WORK TO DO: Search the material for the string "this", then report how many lines hold it, with no other text.

EXTRACTED DATA:
::::::

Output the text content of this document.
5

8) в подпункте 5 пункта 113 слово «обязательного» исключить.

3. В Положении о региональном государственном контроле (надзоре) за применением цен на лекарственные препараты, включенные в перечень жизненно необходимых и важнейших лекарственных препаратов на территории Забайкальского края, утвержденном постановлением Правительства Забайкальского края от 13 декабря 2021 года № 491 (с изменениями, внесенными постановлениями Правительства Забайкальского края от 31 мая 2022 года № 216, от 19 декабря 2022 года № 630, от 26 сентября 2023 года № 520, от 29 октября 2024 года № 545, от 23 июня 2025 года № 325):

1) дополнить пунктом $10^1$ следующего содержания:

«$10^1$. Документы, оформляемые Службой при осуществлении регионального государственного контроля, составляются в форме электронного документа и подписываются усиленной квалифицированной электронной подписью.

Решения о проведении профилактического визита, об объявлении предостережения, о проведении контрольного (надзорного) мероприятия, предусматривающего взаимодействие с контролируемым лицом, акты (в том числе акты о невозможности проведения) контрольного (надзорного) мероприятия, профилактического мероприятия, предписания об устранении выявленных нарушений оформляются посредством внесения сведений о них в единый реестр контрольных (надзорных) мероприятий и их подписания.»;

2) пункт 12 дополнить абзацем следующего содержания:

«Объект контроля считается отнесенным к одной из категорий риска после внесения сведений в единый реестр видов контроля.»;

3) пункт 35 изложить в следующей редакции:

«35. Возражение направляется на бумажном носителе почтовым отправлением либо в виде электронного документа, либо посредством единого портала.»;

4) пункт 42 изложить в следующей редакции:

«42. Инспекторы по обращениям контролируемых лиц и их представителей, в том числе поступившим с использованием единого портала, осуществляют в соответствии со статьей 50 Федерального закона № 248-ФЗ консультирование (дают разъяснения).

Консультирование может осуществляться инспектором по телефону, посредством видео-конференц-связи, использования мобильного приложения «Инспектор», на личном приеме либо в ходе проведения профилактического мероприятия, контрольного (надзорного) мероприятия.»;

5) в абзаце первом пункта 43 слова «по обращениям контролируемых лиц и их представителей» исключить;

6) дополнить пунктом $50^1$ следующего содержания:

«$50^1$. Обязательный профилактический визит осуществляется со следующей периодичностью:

::::::

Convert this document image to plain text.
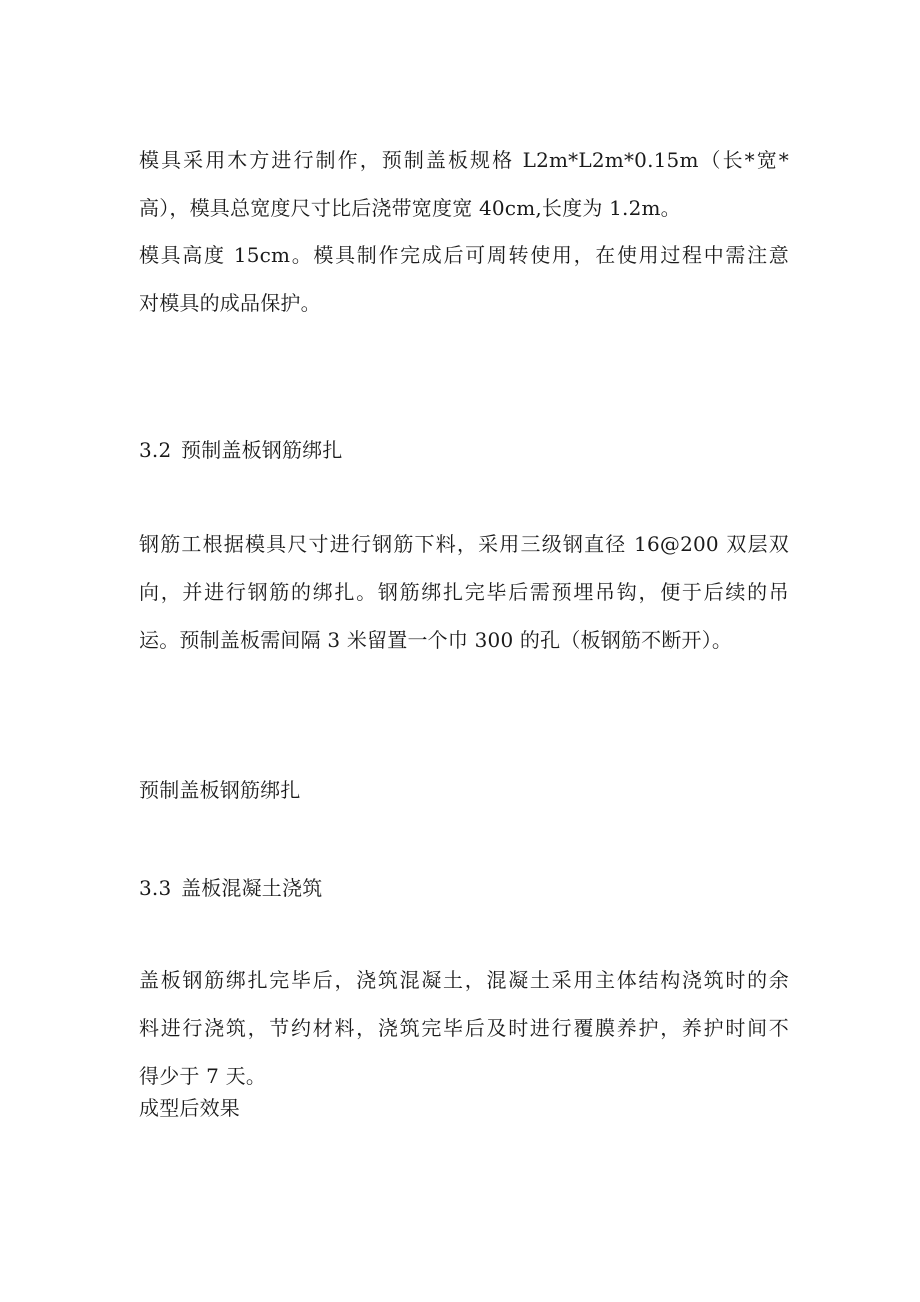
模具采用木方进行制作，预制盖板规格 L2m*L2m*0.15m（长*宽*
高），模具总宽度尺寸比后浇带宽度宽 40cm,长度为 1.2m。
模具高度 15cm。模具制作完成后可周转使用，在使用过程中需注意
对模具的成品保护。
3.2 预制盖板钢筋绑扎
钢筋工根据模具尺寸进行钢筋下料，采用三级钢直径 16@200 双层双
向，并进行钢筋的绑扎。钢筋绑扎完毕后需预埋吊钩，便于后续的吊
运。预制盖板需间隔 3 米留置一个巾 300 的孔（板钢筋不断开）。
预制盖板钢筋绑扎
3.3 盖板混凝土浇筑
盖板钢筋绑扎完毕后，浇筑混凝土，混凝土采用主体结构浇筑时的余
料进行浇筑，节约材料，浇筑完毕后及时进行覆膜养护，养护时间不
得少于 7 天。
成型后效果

::::::

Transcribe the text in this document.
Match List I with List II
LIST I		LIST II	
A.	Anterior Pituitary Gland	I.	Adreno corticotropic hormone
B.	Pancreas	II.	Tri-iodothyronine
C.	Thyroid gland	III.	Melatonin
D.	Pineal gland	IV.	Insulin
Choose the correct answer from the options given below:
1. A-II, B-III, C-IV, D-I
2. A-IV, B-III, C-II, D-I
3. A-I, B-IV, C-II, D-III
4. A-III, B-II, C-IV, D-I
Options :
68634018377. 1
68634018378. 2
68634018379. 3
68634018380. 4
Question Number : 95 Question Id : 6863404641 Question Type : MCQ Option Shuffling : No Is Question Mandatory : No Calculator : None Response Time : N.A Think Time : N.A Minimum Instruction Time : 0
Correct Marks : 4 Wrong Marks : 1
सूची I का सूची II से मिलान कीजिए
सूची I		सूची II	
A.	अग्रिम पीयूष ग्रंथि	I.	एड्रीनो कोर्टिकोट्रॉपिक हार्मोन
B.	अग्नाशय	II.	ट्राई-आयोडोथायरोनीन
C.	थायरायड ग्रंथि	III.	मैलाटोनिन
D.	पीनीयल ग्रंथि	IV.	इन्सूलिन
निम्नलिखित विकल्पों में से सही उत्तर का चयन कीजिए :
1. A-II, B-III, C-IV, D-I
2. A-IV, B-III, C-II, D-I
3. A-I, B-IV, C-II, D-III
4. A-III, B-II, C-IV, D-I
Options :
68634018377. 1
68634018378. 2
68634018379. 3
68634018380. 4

::::::

OUTPUT: 3